I am back in Australia now and am catching up with everything, plus I am keen to see what else I can produce with all the interesting themes Tania McCartney has provided all of us participants.

Thanks for stopping by! :-)

Writing Processes Blog Tour

Thank you to Penny Morrison for inviting me to be part of the ‘Writing Processes Blog Tour.’

Penny is the author of the Hey! series and is currently having her debut picture book illustrated  (to be published by Walker Books Au). How exciting is that!

Have a look at Penny’s post for the ‘Writing Processes Tour.

So here are the following questions to explain my processes:

Works in progress

Works in progress

What am I working on?

Everything at the moment, which feels a bit hectic. But I am working for 3 deadlines/closing dates which are happening in the following week:

  • I have to submit manuscripts for appraisals at this years SCBWI Conference
  • submit a manuscript to CYA Conference Writing Competition
  • submit a manuscript to KBR Unpublished Picture Book Award Competition

Actually, the first one is the only job I have to do, but the second two are what I need to do to help me develop into a more satisfying and successful writer. Entering competitions helps you work towards deadlines. Some offer feedback sheets which are invaluable and help you to spot strengths and weaknesses in your own work.

So, what am I working on?

3 chapter books/ middle grade novels

1 rhyming picture book manuscript ( I know, rumour has it that they are not easy to sell to publishers, unless the ryhme is perfect – I intend to make it perfect ;-)

2 prose picture books

and Tania McCartney’s 52 Week Illustration Challenge

This weeks theme: Horse

This weeks theme: Horse

How does my work differ from others of it’s genre?

I learnt a new word last year – scatalogical. I submitted a manuscript to an American Literary Agency for Julie Hedlund’s 12 X 12 Writing Challenge (write 12 picture book manuscripts in 12 months). The agent replied to me with a very nice rejection letter explaing that ‘scatalogical’ humour was not her thing.

I don’t know why but many of my manuscripts seem to contain scatalogical humour in some shape or form including: cow pats, bird poo, super-glue poo. Maybe that’s how it differs.

I also have two manuscripts which have a connection to the island I was born on – Jersey, Channel Islands.

Why do I write what I do?

I have often read blogs that say don’t write to trends, write about what you know or enjoy.

▸ **Exercise task**
According to the blog post, on which island was the writer born?

▸ **Stored data**
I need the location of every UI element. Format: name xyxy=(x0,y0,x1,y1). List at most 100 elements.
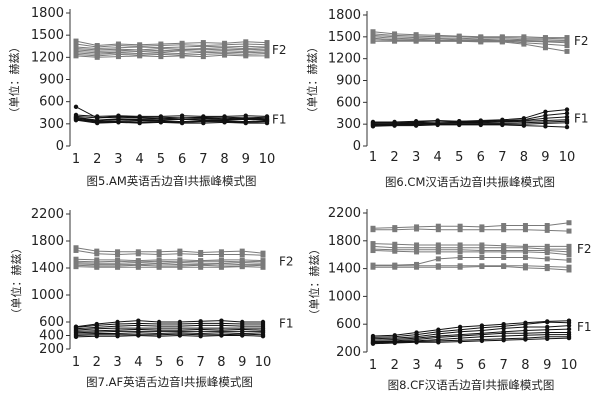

▸ **The answer**
Jersey, in the Channel Islands.